▸ Given problem
Pick out every line holding the string "Handel" and copy it.

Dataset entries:
+ + +

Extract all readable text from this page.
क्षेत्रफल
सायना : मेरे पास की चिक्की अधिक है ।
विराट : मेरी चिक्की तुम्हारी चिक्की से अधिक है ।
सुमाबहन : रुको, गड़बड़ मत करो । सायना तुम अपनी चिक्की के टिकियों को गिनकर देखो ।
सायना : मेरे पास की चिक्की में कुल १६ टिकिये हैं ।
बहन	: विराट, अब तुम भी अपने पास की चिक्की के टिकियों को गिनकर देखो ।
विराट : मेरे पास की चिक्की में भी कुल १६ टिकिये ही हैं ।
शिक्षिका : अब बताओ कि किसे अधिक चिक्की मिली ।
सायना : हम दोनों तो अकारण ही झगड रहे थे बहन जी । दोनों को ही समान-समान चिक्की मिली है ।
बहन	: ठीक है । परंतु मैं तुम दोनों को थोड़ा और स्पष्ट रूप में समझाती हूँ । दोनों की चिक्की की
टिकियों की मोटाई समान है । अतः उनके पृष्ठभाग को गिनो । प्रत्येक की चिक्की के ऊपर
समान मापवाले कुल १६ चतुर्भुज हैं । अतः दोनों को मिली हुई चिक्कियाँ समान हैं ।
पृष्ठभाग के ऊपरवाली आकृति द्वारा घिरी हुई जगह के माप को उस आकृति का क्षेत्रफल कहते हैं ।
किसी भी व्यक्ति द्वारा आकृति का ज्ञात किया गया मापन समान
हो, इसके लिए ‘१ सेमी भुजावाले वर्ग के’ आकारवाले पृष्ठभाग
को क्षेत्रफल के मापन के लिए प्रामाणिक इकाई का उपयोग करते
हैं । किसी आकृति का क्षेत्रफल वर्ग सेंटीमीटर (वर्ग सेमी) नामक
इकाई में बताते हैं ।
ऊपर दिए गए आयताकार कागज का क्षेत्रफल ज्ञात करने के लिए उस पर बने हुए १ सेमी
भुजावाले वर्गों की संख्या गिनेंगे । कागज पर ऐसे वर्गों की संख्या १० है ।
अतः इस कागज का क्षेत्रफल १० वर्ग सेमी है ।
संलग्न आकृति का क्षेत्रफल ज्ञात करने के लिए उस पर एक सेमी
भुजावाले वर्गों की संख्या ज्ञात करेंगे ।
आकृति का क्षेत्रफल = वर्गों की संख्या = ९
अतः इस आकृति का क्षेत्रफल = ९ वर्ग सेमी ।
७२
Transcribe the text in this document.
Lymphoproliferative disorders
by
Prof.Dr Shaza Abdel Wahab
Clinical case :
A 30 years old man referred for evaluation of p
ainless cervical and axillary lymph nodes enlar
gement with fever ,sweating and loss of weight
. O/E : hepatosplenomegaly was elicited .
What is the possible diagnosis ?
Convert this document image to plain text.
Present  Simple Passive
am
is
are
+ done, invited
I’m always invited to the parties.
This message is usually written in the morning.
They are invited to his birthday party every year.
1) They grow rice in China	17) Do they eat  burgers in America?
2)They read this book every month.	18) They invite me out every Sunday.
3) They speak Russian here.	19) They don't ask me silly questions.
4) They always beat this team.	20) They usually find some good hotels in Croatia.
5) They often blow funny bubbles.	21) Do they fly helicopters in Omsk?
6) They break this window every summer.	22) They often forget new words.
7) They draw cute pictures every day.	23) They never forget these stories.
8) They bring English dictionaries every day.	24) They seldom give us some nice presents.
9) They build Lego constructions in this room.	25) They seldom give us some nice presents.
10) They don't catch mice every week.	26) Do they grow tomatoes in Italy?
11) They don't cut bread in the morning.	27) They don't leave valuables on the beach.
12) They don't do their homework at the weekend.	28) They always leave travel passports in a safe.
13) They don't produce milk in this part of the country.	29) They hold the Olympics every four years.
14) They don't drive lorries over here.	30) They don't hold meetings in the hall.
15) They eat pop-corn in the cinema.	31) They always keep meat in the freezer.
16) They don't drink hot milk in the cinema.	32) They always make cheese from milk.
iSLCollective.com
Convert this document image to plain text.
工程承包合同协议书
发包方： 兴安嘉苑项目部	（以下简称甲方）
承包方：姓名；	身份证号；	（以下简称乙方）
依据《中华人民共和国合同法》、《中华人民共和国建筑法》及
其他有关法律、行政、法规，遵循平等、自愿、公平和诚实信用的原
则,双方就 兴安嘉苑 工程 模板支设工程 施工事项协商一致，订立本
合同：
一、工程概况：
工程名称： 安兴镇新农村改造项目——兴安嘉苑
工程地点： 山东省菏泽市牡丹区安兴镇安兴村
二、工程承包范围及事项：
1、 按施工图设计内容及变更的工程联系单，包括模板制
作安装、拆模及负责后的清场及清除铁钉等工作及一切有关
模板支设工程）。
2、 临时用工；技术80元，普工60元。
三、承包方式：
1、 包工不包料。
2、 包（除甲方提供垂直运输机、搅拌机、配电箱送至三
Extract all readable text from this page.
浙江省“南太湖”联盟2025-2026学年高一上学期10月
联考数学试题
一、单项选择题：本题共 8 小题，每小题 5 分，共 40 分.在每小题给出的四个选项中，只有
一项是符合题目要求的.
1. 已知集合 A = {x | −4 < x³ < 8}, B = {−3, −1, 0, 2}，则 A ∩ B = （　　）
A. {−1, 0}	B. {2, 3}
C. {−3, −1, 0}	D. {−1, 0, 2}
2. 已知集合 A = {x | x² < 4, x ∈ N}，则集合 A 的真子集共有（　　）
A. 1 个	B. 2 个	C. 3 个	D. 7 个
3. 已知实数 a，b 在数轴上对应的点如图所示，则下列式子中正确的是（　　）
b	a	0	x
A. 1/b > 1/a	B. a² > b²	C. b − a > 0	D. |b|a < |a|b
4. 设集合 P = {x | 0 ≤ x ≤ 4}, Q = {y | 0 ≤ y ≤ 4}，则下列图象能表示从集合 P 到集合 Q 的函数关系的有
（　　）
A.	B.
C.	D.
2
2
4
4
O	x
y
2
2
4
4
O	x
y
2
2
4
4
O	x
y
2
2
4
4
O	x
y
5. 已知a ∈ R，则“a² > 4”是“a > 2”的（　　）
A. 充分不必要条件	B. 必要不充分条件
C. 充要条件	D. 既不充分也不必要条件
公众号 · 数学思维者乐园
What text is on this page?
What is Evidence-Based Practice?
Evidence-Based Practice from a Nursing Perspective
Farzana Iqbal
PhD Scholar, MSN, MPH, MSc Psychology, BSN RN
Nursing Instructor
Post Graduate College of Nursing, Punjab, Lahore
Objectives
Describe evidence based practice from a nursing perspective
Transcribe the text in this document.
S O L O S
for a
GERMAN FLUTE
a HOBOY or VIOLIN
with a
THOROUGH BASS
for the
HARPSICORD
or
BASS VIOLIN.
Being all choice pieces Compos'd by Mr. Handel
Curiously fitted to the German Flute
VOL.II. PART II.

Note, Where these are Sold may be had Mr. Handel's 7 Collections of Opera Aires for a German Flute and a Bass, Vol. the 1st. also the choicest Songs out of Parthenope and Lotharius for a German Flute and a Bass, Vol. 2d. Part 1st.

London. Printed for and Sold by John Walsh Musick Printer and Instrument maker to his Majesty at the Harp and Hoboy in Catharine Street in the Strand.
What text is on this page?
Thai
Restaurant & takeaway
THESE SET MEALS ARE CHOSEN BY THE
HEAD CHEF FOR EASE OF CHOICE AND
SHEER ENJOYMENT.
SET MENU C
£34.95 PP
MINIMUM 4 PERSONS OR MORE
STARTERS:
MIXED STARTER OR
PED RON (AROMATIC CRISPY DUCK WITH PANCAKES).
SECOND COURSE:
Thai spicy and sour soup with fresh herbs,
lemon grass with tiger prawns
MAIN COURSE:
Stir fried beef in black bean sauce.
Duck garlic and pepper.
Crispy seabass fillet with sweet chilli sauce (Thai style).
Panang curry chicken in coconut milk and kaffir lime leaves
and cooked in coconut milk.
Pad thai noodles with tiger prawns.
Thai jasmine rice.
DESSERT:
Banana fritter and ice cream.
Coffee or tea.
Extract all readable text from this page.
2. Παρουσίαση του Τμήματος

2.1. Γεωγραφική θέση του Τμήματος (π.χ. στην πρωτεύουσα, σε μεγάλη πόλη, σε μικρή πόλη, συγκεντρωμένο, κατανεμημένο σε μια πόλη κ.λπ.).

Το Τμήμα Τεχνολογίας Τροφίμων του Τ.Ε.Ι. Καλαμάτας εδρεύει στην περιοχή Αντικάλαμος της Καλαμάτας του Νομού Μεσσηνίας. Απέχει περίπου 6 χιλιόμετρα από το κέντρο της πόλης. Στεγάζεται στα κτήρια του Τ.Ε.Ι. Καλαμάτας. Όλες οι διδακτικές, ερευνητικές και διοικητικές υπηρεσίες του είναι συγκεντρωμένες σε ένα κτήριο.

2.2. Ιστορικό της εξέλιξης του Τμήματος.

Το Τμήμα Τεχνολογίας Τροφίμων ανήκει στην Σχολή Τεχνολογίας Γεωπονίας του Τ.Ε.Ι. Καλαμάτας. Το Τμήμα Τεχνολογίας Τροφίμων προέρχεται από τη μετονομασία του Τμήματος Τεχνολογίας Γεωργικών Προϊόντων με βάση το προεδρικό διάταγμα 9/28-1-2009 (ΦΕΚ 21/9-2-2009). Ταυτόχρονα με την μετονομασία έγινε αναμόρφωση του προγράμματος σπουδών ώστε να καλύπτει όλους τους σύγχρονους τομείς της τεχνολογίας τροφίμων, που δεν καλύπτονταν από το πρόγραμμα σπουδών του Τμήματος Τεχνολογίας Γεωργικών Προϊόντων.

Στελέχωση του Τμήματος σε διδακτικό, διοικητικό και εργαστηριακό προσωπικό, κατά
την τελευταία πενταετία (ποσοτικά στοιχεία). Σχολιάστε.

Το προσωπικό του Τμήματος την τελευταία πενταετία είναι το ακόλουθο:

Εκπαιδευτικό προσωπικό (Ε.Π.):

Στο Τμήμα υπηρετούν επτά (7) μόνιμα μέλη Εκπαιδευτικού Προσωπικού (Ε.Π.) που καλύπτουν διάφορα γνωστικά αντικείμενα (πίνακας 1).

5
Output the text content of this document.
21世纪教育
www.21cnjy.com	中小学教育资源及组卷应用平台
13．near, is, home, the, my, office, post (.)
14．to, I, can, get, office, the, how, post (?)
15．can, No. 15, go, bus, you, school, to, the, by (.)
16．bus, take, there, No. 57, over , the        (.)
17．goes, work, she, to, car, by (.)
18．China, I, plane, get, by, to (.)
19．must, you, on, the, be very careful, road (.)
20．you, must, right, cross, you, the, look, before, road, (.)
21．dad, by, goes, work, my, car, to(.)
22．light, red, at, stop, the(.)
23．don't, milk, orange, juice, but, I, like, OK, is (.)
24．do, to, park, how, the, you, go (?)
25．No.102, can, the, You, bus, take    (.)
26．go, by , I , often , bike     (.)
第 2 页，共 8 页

+ + +

▸ Task answer
Being all choice pieces Compos'd by Mr. Handel
Note, Where these are Sold may be had Mr. Handel's 7 Collections of Opera Aires for a German Flute and a Bass, Vol. the 1st. also the choicest Songs out of Parthenope and Lotharius for a German Flute and a Bass, Vol. 2d. Part 1st.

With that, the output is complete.